STATED TASK: Reproduce the material in full, exactly as written.

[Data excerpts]
——
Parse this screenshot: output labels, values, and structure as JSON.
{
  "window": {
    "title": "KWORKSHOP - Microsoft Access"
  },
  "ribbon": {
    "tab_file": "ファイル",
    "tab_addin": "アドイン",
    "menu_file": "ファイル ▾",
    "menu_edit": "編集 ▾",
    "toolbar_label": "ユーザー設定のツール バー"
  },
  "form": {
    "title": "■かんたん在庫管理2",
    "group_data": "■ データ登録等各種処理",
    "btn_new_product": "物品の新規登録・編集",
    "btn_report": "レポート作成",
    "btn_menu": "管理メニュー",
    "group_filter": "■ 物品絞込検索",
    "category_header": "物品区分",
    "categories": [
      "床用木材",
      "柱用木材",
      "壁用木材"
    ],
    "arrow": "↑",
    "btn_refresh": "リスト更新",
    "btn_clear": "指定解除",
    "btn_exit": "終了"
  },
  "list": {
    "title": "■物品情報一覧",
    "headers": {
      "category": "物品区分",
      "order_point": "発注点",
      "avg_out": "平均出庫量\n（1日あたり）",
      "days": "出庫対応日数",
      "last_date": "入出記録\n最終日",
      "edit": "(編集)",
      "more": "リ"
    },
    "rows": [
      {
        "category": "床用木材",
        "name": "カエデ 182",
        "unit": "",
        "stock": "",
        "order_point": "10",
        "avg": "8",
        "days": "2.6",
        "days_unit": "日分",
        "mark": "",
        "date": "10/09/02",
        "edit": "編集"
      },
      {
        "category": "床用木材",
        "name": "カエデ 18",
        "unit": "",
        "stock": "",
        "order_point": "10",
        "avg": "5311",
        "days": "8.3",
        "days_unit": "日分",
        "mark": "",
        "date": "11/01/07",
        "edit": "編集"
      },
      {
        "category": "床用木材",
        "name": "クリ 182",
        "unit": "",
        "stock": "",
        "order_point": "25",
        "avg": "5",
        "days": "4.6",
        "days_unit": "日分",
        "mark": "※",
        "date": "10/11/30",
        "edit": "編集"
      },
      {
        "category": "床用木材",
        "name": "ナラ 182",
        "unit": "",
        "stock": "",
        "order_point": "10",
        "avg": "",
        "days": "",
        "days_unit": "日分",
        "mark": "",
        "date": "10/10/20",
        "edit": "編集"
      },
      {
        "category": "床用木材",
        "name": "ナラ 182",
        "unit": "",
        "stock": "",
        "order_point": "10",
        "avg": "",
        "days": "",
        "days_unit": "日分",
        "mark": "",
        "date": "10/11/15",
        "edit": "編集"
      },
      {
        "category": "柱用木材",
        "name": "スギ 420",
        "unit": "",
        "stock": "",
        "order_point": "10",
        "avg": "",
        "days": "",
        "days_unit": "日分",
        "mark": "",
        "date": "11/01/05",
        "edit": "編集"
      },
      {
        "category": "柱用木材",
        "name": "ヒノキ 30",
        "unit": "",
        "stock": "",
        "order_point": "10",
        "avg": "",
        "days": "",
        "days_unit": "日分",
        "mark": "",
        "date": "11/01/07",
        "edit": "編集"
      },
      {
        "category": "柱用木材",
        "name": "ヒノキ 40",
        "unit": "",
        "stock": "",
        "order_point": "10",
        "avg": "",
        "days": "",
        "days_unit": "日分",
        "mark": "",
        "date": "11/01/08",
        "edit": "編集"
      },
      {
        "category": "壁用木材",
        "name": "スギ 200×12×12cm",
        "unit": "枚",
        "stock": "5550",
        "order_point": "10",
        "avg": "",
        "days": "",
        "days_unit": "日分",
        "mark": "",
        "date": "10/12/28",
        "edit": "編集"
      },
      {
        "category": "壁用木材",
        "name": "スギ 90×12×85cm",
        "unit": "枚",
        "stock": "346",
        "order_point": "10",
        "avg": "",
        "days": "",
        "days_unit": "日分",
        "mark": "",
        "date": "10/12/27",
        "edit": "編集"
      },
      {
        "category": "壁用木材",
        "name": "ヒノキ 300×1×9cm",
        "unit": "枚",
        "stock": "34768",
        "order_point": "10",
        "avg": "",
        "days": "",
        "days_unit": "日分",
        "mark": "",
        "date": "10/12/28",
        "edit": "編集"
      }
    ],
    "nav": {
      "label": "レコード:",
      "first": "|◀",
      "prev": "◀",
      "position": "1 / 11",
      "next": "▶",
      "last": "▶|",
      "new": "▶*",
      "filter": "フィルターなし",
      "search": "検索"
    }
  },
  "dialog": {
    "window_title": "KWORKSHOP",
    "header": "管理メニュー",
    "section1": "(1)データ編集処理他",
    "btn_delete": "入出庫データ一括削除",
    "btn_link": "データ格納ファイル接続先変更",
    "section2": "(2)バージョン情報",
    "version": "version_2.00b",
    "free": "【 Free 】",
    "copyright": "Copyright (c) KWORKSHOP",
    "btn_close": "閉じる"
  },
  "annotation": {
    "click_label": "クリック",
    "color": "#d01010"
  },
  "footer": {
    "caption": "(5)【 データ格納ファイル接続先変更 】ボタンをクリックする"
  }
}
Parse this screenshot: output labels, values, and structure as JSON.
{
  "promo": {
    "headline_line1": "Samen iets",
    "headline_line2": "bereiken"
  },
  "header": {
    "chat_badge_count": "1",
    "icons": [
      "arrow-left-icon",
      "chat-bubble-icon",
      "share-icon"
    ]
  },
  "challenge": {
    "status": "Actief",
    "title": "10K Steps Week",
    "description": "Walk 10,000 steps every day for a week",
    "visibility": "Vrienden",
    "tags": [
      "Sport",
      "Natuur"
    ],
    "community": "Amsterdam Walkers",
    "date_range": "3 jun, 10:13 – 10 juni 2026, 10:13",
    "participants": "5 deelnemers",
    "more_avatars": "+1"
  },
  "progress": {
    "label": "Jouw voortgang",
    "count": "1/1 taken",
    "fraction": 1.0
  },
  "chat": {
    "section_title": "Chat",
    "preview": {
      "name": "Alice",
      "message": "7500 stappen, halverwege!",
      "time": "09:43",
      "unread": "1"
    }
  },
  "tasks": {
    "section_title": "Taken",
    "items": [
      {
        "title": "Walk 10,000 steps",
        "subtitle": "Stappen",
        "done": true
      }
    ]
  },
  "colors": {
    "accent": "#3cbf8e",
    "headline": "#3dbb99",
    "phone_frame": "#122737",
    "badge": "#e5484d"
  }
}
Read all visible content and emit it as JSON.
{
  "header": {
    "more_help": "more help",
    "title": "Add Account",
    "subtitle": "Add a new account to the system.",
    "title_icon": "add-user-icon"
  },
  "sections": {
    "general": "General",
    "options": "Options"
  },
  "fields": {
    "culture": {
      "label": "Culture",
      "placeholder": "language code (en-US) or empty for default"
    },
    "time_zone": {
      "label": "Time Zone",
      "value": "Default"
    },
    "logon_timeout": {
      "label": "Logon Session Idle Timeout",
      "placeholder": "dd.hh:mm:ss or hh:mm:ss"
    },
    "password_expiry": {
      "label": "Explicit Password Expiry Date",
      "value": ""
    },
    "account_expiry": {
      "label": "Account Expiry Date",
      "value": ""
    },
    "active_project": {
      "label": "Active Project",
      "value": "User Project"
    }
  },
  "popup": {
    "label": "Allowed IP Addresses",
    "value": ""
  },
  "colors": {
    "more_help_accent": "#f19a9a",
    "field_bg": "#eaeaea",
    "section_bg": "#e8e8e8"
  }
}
——
THE RESPONSE:
Parse this screenshot: output labels, values, and structure as JSON.
{
  "window": {
    "title": "KWORKSHOP - Microsoft Access"
  },
  "ribbon": {
    "tab_file": "ファイル",
    "tab_addin": "アドイン",
    "menu_file": "ファイル ▾",
    "menu_edit": "編集 ▾",
    "toolbar_label": "ユーザー設定のツール バー"
  },
  "form": {
    "title": "■かんたん在庫管理2",
    "group_data": "■ データ登録等各種処理",
    "btn_new_product": "物品の新規登録・編集",
    "btn_report": "レポート作成",
    "btn_menu": "管理メニュー",
    "group_filter": "■ 物品絞込検索",
    "category_header": "物品区分",
    "categories": [
      "床用木材",
      "柱用木材",
      "壁用木材"
    ],
    "arrow": "↑",
    "btn_refresh": "リスト更新",
    "btn_clear": "指定解除",
    "btn_exit": "終了"
  },
  "list": {
    "title": "■物品情報一覧",
    "headers": {
      "category": "物品区分",
      "order_point": "発注点",
      "avg_out": "平均出庫量\n（1日あたり）",
      "days": "出庫対応日数",
      "last_date": "入出記録\n最終日",
      "edit": "(編集)",
      "more": "リ"
    },
    "rows": [
      {
        "category": "床用木材",
        "name": "カエデ 182",
        "unit": "",
        "stock": "",
        "order_point": "10",
        "avg": "8",
        "days": "2.6",
        "days_unit": "日分",
        "mark": "",
        "date": "10/09/02",
        "edit": "編集"
      },
      {
        "category": "床用木材",
        "name": "カエデ 18",
        "unit": "",
        "stock": "",
        "order_point": "10",
        "avg": "5311",
        "days": "8.3",
        "days_unit": "日分",
        "mark": "",
        "date": "11/01/07",
        "edit": "編集"
      },
      {
        "category": "床用木材",
        "name": "クリ 182",
        "unit": "",
        "stock": "",
        "order_point": "25",
        "avg": "5",
        "days": "4.6",
        "days_unit": "日分",
        "mark": "※",
        "date": "10/11/30",
        "edit": "編集"
      },
      {
        "category": "床用木材",
        "name": "ナラ 182",
        "unit": "",
        "stock": "",
        "order_point": "10",
        "avg": "",
        "days": "",
        "days_unit": "日分",
        "mark": "",
        "date": "10/10/20",
        "edit": "編集"
      },
      {
        "category": "床用木材",
        "name": "ナラ 182",
        "unit": "",
        "stock": "",
        "order_point": "10",
        "avg": "",
        "days": "",
        "days_unit": "日分",
        "mark": "",
        "date": "10/11/15",
        "edit": "編集"
      },
      {
        "category": "柱用木材",
        "name": "スギ 420",
        "unit": "",
        "stock": "",
        "order_point": "10",
        "avg": "",
        "days": "",
        "days_unit": "日分",
        "mark": "",
        "date": "11/01/05",
        "edit": "編集"
      },
      {
        "category": "柱用木材",
        "name": "ヒノキ 30",
        "unit": "",
        "stock": "",
        "order_point": "10",
        "avg": "",
        "days": "",
        "days_unit": "日分",
        "mark": "",
        "date": "11/01/07",
        "edit": "編集"
      },
      {
        "category": "柱用木材",
        "name": "ヒノキ 40",
        "unit": "",
        "stock": "",
        "order_point": "10",
        "avg": "",
        "days": "",
        "days_unit": "日分",
        "mark": "",
        "date": "11/01/08",
        "edit": "編集"
      },
      {
        "category": "壁用木材",
        "name": "スギ 200×12×12cm",
        "unit": "枚",
        "stock": "5550",
        "order_point": "10",
        "avg": "",
        "days": "",
        "days_unit": "日分",
        "mark": "",
        "date": "10/12/28",
        "edit": "編集"
      },
      {
        "category": "壁用木材",
        "name": "スギ 90×12×85cm",
        "unit": "枚",
        "stock": "346",
        "order_point": "10",
        "avg": "",
        "days": "",
        "days_unit": "日分",
        "mark": "",
        "date": "10/12/27",
        "edit": "編集"
      },
      {
        "category": "壁用木材",
        "name": "ヒノキ 300×1×9cm",
        "unit": "枚",
        "stock": "34768",
        "order_point": "10",
        "avg": "",
        "days": "",
        "days_unit": "日分",
        "mark": "",
        "date": "10/12/28",
        "edit": "編集"
      }
    ],
    "nav": {
      "label": "レコード:",
      "first": "|◀",
      "prev": "◀",
      "position": "1 / 11",
      "next": "▶",
      "last": "▶|",
      "new": "▶*",
      "filter": "フィルターなし",
      "search": "検索"
    }
  },
  "dialog": {
    "window_title": "KWORKSHOP",
    "header": "管理メニュー",
    "section1": "(1)データ編集処理他",
    "btn_delete": "入出庫データ一括削除",
    "btn_link": "データ格納ファイル接続先変更",
    "section2": "(2)バージョン情報",
    "version": "version_2.00b",
    "free": "【 Free 】",
    "copyright": "Copyright (c) KWORKSHOP",
    "btn_close": "閉じる"
  },
  "annotation": {
    "click_label": "クリック",
    "color": "#d01010"
  },
  "footer": {
    "caption": "(5)【 データ格納ファイル接続先変更 】ボタンをクリックする"
  }
}
Parse this screenshot: output labels, values, and structure as JSON.
{
  "promo": {
    "headline_line1": "Samen iets",
    "headline_line2": "bereiken"
  },
  "header": {
    "chat_badge_count": "1",
    "icons": [
      "arrow-left-icon",
      "chat-bubble-icon",
      "share-icon"
    ]
  },
  "challenge": {
    "status": "Actief",
    "title": "10K Steps Week",
    "description": "Walk 10,000 steps every day for a week",
    "visibility": "Vrienden",
    "tags": [
      "Sport",
      "Natuur"
    ],
    "community": "Amsterdam Walkers",
    "date_range": "3 jun, 10:13 – 10 juni 2026, 10:13",
    "participants": "5 deelnemers",
    "more_avatars": "+1"
  },
  "progress": {
    "label": "Jouw voortgang",
    "count": "1/1 taken",
    "fraction": 1.0
  },
  "chat": {
    "section_title": "Chat",
    "preview": {
      "name": "Alice",
      "message": "7500 stappen, halverwege!",
      "time": "09:43",
      "unread": "1"
    }
  },
  "tasks": {
    "section_title": "Taken",
    "items": [
      {
        "title": "Walk 10,000 steps",
        "subtitle": "Stappen",
        "done": true
      }
    ]
  },
  "colors": {
    "accent": "#3cbf8e",
    "headline": "#3dbb99",
    "phone_frame": "#122737",
    "badge": "#e5484d"
  }
}
Read all visible content and emit it as JSON.
{
  "header": {
    "more_help": "more help",
    "title": "Add Account",
    "subtitle": "Add a new account to the system.",
    "title_icon": "add-user-icon"
  },
  "sections": {
    "general": "General",
    "options": "Options"
  },
  "fields": {
    "culture": {
      "label": "Culture",
      "placeholder": "language code (en-US) or empty for default"
    },
    "time_zone": {
      "label": "Time Zone",
      "value": "Default"
    },
    "logon_timeout": {
      "label": "Logon Session Idle Timeout",
      "placeholder": "dd.hh:mm:ss or hh:mm:ss"
    },
    "password_expiry": {
      "label": "Explicit Password Expiry Date",
      "value": ""
    },
    "account_expiry": {
      "label": "Account Expiry Date",
      "value": ""
    },
    "active_project": {
      "label": "Active Project",
      "value": "User Project"
    }
  },
  "popup": {
    "label": "Allowed IP Addresses",
    "value": ""
  },
  "colors": {
    "more_help_accent": "#f19a9a",
    "field_bg": "#eaeaea",
    "section_bg": "#e8e8e8"
  }
}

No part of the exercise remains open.